# WHAT THE TASK REQUIRES
Extract the lines that carry the string "Circle" from the listing.

# RECORDS SHOWN
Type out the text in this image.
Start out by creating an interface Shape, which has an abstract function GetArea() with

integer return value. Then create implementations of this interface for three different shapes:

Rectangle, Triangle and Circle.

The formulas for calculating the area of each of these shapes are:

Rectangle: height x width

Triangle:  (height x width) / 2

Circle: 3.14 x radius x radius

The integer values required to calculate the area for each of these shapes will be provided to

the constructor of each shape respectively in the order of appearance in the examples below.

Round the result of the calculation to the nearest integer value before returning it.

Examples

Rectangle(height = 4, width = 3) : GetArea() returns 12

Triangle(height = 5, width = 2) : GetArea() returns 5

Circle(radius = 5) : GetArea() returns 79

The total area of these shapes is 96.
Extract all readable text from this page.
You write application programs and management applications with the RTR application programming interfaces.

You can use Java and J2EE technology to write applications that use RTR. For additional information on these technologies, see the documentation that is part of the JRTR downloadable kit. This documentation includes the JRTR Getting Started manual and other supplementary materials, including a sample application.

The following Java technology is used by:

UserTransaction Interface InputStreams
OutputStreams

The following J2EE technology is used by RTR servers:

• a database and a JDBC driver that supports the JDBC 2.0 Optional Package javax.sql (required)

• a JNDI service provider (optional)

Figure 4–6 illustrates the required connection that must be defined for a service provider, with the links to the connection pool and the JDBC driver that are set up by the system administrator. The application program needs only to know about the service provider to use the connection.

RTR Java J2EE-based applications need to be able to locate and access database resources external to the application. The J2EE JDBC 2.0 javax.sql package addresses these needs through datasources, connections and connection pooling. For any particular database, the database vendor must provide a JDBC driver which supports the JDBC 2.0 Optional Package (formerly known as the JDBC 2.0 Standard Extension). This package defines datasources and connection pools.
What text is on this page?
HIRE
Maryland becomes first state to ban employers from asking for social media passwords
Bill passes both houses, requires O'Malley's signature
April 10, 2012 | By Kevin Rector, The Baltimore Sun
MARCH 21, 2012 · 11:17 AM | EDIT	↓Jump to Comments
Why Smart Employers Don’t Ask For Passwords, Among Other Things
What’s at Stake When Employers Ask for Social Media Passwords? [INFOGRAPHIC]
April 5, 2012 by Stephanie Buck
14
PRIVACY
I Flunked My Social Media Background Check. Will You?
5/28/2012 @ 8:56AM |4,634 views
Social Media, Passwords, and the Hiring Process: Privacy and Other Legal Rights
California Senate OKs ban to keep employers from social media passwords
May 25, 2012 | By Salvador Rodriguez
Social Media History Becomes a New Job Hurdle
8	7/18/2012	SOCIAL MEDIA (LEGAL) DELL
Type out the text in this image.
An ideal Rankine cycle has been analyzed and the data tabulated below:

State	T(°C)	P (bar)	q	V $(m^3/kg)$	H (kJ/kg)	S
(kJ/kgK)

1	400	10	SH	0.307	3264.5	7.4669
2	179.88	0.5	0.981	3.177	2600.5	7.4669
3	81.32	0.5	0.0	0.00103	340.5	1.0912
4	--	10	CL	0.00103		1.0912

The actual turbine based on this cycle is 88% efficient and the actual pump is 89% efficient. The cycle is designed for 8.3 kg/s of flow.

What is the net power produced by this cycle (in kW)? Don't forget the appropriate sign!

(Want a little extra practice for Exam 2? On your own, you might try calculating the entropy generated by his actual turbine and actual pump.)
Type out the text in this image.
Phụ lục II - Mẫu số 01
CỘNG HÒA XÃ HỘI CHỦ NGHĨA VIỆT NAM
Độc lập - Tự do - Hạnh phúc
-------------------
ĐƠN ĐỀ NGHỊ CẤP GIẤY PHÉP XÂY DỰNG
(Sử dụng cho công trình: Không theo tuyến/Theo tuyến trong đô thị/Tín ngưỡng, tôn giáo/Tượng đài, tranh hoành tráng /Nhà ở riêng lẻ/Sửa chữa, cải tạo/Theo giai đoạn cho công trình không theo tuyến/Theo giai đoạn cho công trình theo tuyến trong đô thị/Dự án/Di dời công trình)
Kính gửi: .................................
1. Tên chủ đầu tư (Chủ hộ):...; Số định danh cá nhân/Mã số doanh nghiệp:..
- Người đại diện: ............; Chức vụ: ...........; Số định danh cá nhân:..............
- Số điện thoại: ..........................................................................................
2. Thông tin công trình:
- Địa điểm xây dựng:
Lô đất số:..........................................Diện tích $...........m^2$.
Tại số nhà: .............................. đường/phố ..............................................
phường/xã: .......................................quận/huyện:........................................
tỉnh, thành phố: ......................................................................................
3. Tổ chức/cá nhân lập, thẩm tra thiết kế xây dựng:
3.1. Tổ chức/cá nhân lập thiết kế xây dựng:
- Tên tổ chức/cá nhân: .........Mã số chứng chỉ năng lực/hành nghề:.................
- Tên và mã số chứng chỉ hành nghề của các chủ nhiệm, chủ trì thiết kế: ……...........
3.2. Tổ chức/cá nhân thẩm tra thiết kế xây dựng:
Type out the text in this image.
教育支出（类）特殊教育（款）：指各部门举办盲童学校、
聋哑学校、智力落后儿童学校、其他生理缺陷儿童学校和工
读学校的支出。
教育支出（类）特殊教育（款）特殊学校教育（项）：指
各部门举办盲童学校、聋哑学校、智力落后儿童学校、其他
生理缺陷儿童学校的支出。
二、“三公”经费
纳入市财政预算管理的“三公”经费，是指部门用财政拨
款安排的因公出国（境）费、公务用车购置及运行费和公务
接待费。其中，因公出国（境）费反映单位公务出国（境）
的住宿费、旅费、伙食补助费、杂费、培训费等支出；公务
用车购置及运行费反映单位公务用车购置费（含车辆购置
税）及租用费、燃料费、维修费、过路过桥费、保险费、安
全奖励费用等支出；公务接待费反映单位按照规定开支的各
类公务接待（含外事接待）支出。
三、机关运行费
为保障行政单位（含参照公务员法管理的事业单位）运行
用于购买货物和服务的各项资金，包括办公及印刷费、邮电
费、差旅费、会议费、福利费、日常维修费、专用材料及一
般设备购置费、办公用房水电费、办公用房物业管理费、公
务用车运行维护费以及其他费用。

# OUTPUT OF THE EXERCISE
Rectangle, Triangle and Circle.
Circle: 3.14 x radius x radius
Circle(radius = 5) : GetArea() returns 79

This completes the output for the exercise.